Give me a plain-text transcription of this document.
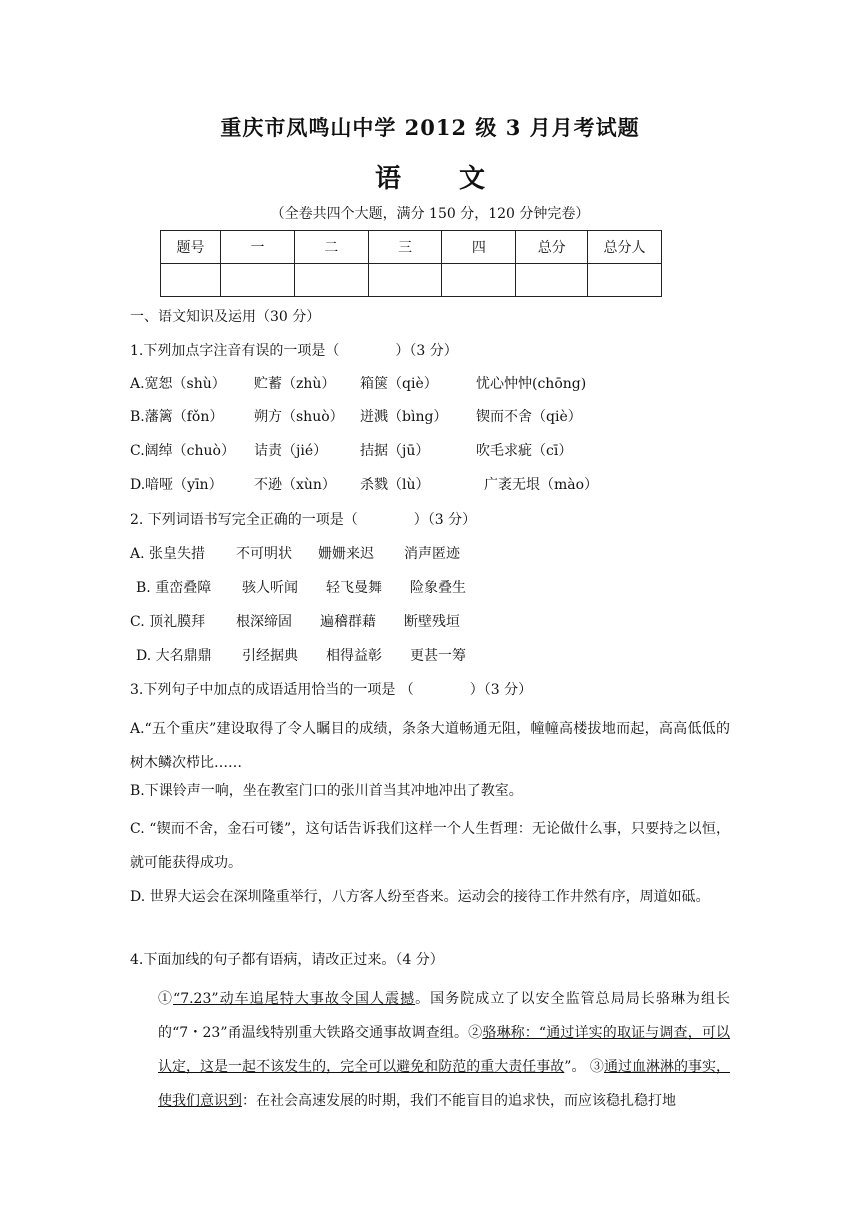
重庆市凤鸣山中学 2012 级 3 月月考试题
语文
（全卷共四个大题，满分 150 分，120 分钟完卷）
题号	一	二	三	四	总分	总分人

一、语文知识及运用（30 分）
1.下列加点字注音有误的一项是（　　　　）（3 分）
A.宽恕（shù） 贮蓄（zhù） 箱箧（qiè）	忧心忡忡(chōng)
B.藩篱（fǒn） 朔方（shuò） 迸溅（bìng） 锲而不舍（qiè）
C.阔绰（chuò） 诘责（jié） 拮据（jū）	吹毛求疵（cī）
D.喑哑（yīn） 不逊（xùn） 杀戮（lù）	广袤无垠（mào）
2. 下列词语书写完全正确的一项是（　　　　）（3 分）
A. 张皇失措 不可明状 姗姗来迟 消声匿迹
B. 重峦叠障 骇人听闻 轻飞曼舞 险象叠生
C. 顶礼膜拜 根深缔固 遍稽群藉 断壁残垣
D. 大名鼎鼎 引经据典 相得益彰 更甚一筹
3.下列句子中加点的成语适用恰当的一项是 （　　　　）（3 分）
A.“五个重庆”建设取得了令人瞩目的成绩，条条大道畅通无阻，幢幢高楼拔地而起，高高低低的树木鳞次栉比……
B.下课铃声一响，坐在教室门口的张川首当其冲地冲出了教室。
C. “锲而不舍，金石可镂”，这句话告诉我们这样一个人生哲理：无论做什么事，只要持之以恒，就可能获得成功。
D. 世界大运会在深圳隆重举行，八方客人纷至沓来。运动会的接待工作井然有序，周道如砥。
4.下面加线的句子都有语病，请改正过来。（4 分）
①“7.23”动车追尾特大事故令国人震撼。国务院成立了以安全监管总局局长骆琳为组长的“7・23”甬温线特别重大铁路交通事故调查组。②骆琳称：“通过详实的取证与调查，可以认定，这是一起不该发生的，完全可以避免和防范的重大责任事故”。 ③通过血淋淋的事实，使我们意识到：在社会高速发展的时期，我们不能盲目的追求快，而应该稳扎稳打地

◇ ◇ ◇ ◇ ◇

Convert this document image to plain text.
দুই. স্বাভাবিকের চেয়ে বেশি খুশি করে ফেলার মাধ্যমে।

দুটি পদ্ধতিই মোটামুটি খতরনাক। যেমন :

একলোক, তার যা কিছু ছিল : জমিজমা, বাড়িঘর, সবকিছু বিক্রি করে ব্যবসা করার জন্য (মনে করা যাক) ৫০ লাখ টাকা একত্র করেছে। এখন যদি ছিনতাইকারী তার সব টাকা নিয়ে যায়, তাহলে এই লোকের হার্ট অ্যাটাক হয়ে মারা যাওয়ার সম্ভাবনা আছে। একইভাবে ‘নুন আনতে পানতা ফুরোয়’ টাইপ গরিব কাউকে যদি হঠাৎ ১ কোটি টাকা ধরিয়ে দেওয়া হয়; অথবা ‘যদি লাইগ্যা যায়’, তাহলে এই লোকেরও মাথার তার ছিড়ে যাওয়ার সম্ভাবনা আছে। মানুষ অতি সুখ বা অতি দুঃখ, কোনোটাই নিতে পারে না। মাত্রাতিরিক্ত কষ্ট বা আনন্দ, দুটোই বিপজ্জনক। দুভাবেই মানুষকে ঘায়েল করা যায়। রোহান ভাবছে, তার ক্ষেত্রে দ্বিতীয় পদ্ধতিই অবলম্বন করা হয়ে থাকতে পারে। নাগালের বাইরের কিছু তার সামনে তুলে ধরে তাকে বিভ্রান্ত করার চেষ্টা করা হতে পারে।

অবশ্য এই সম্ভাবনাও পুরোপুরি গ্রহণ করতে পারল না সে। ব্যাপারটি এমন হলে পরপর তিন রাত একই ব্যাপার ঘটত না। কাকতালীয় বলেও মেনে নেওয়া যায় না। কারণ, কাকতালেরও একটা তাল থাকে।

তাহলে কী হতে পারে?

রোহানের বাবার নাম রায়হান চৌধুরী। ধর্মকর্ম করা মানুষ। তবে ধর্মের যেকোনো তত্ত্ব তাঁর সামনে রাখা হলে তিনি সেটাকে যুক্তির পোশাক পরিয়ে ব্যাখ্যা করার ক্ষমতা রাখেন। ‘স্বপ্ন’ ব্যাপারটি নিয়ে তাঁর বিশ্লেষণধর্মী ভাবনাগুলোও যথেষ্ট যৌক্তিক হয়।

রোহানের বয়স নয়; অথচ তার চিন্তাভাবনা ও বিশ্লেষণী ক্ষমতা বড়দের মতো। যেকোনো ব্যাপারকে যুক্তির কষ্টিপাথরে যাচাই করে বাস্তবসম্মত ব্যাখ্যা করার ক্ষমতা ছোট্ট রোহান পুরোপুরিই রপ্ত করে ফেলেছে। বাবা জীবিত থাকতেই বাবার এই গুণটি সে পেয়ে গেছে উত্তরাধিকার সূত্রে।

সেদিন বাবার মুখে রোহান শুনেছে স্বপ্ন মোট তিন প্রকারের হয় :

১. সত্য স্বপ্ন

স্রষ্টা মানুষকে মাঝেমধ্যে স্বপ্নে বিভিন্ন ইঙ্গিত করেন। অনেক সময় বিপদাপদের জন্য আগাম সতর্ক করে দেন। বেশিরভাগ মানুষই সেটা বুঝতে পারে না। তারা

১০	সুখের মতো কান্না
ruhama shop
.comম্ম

◇ ◇ ◇ ◇ ◇

▶ _EXERCISE DIRECTIONS_: Give the number of lines in the listing above that hold the string "text", with nothing else.

▶ _EXERCISE RESULT_: 2